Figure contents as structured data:
=======

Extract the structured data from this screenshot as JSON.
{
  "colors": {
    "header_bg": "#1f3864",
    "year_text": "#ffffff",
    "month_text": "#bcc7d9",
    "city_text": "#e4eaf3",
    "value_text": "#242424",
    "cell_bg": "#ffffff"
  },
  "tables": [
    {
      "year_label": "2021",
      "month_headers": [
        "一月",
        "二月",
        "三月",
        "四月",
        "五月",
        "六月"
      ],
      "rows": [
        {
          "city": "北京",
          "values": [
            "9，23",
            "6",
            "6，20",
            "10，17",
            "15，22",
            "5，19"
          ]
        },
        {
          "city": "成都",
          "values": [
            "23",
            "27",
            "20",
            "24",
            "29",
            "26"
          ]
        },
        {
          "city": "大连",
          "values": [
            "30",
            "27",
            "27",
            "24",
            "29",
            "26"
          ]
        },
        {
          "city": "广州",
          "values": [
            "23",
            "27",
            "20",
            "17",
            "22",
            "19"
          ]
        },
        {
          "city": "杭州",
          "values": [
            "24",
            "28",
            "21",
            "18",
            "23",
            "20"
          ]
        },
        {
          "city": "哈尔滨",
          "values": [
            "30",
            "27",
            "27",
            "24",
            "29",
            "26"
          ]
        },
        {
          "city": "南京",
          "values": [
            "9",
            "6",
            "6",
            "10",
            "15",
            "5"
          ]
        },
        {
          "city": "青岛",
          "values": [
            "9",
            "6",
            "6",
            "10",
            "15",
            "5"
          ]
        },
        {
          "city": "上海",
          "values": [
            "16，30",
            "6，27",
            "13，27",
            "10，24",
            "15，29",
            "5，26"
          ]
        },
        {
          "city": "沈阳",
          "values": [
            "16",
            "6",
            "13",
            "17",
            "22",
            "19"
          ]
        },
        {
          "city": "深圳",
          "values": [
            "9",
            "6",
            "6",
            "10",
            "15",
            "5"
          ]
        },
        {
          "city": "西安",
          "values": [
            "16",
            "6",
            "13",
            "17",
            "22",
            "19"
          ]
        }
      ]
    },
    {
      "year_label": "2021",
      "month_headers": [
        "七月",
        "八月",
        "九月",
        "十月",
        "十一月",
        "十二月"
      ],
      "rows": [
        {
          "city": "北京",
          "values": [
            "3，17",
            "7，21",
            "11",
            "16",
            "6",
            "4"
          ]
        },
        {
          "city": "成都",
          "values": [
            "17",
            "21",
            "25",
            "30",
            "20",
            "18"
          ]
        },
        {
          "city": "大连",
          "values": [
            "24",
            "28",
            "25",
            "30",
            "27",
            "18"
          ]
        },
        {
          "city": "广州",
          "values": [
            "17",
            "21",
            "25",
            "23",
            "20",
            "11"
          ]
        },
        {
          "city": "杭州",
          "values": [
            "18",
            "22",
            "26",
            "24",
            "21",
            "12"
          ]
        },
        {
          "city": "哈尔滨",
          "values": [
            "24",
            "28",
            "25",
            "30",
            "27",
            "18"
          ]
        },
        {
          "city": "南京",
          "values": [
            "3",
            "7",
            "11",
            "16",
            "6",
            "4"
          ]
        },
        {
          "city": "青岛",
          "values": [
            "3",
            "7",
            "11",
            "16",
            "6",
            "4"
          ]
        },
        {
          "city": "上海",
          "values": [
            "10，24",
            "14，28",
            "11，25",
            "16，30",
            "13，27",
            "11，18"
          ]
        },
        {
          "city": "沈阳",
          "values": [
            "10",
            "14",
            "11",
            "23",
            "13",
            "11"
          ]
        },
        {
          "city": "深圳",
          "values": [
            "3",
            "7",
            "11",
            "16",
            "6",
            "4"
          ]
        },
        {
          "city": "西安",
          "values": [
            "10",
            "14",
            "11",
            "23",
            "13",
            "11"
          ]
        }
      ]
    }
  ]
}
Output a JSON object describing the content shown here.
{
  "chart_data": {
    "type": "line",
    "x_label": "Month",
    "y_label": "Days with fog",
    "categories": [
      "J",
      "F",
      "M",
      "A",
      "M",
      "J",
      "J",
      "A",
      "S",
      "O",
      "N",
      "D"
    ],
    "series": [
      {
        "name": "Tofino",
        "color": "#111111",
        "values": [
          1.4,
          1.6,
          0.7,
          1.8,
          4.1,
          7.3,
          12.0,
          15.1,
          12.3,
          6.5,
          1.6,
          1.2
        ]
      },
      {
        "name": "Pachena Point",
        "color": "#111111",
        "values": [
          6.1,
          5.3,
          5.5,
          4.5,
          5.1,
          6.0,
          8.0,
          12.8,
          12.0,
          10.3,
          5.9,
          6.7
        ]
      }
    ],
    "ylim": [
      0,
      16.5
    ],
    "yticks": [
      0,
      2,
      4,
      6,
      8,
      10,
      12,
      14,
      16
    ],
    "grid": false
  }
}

=======

Repeat the listing exactly, from its first line to its last.

Extract the structured data from this screenshot as JSON.
{
  "colors": {
    "header_bg": "#1f3864",
    "year_text": "#ffffff",
    "month_text": "#bcc7d9",
    "city_text": "#e4eaf3",
    "value_text": "#242424",
    "cell_bg": "#ffffff"
  },
  "tables": [
    {
      "year_label": "2021",
      "month_headers": [
        "一月",
        "二月",
        "三月",
        "四月",
        "五月",
        "六月"
      ],
      "rows": [
        {
          "city": "北京",
          "values": [
            "9，23",
            "6",
            "6，20",
            "10，17",
            "15，22",
            "5，19"
          ]
        },
        {
          "city": "成都",
          "values": [
            "23",
            "27",
            "20",
            "24",
            "29",
            "26"
          ]
        },
        {
          "city": "大连",
          "values": [
            "30",
            "27",
            "27",
            "24",
            "29",
            "26"
          ]
        },
        {
          "city": "广州",
          "values": [
            "23",
            "27",
            "20",
            "17",
            "22",
            "19"
          ]
        },
        {
          "city": "杭州",
          "values": [
            "24",
            "28",
            "21",
            "18",
            "23",
            "20"
          ]
        },
        {
          "city": "哈尔滨",
          "values": [
            "30",
            "27",
            "27",
            "24",
            "29",
            "26"
          ]
        },
        {
          "city": "南京",
          "values": [
            "9",
            "6",
            "6",
            "10",
            "15",
            "5"
          ]
        },
        {
          "city": "青岛",
          "values": [
            "9",
            "6",
            "6",
            "10",
            "15",
            "5"
          ]
        },
        {
          "city": "上海",
          "values": [
            "16，30",
            "6，27",
            "13，27",
            "10，24",
            "15，29",
            "5，26"
          ]
        },
        {
          "city": "沈阳",
          "values": [
            "16",
            "6",
            "13",
            "17",
            "22",
            "19"
          ]
        },
        {
          "city": "深圳",
          "values": [
            "9",
            "6",
            "6",
            "10",
            "15",
            "5"
          ]
        },
        {
          "city": "西安",
          "values": [
            "16",
            "6",
            "13",
            "17",
            "22",
            "19"
          ]
        }
      ]
    },
    {
      "year_label": "2021",
      "month_headers": [
        "七月",
        "八月",
        "九月",
        "十月",
        "十一月",
        "十二月"
      ],
      "rows": [
        {
          "city": "北京",
          "values": [
            "3，17",
            "7，21",
            "11",
            "16",
            "6",
            "4"
          ]
        },
        {
          "city": "成都",
          "values": [
            "17",
            "21",
            "25",
            "30",
            "20",
            "18"
          ]
        },
        {
          "city": "大连",
          "values": [
            "24",
            "28",
            "25",
            "30",
            "27",
            "18"
          ]
        },
        {
          "city": "广州",
          "values": [
            "17",
            "21",
            "25",
            "23",
            "20",
            "11"
          ]
        },
        {
          "city": "杭州",
          "values": [
            "18",
            "22",
            "26",
            "24",
            "21",
            "12"
          ]
        },
        {
          "city": "哈尔滨",
          "values": [
            "24",
            "28",
            "25",
            "30",
            "27",
            "18"
          ]
        },
        {
          "city": "南京",
          "values": [
            "3",
            "7",
            "11",
            "16",
            "6",
            "4"
          ]
        },
        {
          "city": "青岛",
          "values": [
            "3",
            "7",
            "11",
            "16",
            "6",
            "4"
          ]
        },
        {
          "city": "上海",
          "values": [
            "10，24",
            "14，28",
            "11，25",
            "16，30",
            "13，27",
            "11，18"
          ]
        },
        {
          "city": "沈阳",
          "values": [
            "10",
            "14",
            "11",
            "23",
            "13",
            "11"
          ]
        },
        {
          "city": "深圳",
          "values": [
            "3",
            "7",
            "11",
            "16",
            "6",
            "4"
          ]
        },
        {
          "city": "西安",
          "values": [
            "10",
            "14",
            "11",
            "23",
            "13",
            "11"
          ]
        }
      ]
    }
  ]
}
Output a JSON object describing the content shown here.
{
  "chart_data": {
    "type": "line",
    "x_label": "Month",
    "y_label": "Days with fog",
    "categories": [
      "J",
      "F",
      "M",
      "A",
      "M",
      "J",
      "J",
      "A",
      "S",
      "O",
      "N",
      "D"
    ],
    "series": [
      {
        "name": "Tofino",
        "color": "#111111",
        "values": [
          1.4,
          1.6,
          0.7,
          1.8,
          4.1,
          7.3,
          12.0,
          15.1,
          12.3,
          6.5,
          1.6,
          1.2
        ]
      },
      {
        "name": "Pachena Point",
        "color": "#111111",
        "values": [
          6.1,
          5.3,
          5.5,
          4.5,
          5.1,
          6.0,
          8.0,
          12.8,
          12.0,
          10.3,
          5.9,
          6.7
        ]
      }
    ],
    "ylim": [
      0,
      16.5
    ],
    "yticks": [
      0,
      2,
      4,
      6,
      8,
      10,
      12,
      14,
      16
    ],
    "grid": false
  }
}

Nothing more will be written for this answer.